[Stored records]
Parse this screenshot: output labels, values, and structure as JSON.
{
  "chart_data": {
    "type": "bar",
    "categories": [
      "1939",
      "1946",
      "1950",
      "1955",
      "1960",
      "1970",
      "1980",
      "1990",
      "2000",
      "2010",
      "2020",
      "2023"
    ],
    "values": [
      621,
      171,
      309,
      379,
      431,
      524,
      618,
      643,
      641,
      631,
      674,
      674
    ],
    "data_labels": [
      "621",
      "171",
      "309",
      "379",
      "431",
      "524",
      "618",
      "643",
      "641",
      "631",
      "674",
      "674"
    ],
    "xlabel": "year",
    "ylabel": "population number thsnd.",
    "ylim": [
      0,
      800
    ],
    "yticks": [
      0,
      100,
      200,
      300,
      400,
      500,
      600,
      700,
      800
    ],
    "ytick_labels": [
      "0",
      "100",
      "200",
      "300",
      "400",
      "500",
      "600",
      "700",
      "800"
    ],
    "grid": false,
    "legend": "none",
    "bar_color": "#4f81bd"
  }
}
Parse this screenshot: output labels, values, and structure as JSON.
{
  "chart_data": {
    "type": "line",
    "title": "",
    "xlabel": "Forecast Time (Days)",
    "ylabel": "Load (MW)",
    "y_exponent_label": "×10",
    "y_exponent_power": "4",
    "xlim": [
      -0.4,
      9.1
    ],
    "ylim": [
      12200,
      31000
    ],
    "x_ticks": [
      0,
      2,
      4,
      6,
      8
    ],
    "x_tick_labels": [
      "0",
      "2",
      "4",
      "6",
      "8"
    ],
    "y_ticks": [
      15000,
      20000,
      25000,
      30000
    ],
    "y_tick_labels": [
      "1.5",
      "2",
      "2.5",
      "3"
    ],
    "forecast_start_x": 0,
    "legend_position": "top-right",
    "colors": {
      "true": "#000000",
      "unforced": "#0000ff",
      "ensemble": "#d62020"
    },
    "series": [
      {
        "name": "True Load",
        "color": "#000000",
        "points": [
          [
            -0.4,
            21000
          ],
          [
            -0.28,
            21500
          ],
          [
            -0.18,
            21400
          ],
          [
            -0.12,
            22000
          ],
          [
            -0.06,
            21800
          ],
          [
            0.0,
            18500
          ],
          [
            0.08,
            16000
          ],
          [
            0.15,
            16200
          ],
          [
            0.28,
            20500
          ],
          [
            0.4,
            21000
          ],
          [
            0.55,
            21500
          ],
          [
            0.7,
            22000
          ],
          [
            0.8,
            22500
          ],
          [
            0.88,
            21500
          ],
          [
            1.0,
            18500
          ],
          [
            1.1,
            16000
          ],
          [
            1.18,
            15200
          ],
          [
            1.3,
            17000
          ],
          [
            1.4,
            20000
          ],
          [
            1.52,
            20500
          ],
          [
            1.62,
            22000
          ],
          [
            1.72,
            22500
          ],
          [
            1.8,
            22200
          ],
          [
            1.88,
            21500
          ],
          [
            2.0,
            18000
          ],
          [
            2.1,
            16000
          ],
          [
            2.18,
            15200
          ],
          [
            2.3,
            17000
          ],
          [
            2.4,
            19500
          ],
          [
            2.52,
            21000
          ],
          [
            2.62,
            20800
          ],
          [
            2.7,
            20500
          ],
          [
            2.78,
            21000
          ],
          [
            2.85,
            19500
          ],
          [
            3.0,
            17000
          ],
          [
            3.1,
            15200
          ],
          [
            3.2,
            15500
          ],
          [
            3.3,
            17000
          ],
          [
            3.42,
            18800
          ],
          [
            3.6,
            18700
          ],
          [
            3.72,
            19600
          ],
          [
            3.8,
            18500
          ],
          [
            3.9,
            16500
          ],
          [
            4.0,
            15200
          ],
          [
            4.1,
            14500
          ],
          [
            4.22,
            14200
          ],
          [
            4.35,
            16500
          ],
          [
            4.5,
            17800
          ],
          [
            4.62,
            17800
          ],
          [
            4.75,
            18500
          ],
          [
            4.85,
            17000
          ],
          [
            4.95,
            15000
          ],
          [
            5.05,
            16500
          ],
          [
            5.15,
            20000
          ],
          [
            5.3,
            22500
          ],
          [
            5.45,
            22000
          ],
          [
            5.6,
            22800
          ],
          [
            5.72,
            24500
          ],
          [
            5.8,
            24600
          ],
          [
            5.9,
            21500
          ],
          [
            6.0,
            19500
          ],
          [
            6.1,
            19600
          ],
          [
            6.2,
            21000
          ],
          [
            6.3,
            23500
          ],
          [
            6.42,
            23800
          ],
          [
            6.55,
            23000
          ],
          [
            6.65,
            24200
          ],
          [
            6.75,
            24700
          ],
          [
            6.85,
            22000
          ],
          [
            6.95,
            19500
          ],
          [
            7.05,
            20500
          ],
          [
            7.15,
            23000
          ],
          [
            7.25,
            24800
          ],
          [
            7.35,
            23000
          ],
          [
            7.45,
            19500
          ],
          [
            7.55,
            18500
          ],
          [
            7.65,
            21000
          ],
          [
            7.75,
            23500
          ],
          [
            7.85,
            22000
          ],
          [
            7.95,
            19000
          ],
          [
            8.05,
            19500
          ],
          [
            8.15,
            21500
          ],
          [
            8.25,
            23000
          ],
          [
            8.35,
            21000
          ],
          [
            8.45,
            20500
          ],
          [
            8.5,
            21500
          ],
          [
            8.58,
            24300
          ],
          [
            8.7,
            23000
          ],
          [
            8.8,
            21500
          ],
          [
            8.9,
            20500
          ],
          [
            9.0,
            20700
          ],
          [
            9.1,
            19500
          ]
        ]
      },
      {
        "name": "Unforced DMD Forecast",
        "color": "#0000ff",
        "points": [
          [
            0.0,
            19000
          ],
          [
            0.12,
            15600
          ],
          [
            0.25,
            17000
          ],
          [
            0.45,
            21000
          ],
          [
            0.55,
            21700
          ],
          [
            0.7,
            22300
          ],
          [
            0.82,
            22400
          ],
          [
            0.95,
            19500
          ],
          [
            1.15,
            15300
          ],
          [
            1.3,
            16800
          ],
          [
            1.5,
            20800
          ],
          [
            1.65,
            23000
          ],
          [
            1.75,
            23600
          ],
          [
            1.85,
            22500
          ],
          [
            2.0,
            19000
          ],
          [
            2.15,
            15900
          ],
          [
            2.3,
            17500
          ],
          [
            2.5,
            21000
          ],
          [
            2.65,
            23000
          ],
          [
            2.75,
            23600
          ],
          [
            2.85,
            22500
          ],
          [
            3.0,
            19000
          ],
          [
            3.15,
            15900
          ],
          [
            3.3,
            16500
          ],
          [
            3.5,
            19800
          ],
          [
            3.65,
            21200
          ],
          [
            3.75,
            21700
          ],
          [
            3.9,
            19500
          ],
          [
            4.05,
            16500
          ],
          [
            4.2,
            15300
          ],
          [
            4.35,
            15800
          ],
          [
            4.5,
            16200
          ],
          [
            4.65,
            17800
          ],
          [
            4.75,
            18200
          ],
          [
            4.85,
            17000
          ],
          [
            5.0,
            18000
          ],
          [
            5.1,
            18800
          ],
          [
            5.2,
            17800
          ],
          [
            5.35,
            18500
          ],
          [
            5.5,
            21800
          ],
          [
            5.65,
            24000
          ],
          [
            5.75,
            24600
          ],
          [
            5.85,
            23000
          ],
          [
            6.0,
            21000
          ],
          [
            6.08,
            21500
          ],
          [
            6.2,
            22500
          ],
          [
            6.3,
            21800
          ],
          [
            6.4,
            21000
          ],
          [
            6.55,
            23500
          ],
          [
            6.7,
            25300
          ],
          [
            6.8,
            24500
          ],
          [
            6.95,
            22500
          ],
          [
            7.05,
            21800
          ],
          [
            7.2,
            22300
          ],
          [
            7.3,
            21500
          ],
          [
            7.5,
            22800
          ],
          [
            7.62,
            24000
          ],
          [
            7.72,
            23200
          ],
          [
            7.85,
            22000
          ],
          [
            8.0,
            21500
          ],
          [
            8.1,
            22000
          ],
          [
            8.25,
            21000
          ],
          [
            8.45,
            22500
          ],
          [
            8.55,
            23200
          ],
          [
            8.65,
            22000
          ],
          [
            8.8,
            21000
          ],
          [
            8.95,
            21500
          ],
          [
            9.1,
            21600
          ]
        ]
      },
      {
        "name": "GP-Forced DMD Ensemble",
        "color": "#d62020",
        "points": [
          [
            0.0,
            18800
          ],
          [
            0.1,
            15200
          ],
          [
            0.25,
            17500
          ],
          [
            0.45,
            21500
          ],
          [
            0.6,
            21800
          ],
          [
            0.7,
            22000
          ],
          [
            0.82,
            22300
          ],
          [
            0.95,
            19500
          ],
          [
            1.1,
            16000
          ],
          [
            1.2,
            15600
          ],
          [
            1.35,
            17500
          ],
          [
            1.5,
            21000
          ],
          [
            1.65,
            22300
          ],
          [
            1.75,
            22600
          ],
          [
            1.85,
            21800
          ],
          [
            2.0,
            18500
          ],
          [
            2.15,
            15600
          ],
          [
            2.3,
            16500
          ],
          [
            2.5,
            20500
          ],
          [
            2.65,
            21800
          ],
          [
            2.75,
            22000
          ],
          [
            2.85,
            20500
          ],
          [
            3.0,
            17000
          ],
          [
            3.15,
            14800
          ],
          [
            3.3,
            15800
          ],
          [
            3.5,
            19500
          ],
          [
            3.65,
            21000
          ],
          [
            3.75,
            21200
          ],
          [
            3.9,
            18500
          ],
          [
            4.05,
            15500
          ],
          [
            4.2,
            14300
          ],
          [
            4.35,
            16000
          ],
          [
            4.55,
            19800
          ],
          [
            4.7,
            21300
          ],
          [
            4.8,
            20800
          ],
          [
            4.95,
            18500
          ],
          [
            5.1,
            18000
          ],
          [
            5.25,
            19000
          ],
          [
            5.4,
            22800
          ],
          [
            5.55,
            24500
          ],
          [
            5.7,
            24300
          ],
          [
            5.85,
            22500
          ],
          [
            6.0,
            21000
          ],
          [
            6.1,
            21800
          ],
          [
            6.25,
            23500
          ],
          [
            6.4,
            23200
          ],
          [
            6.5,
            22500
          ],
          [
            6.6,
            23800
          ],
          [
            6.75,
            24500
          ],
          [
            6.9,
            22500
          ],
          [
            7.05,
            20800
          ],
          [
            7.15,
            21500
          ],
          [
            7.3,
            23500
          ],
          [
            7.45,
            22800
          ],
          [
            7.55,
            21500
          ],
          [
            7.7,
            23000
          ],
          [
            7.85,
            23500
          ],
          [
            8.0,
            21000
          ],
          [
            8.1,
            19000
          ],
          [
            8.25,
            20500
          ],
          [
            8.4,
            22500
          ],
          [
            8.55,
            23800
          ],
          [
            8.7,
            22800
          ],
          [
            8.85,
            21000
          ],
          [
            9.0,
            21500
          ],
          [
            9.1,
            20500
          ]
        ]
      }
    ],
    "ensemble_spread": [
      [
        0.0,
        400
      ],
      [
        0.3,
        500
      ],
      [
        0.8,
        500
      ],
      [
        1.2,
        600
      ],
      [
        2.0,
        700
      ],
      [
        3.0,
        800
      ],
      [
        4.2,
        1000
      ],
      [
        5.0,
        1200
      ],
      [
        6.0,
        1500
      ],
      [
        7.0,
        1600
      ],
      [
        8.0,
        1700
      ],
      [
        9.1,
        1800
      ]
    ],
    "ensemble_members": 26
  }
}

### Given instruction
Each line of the material above either contains the word "name" or does not; state how many do, and nothing else.

### Written answer
3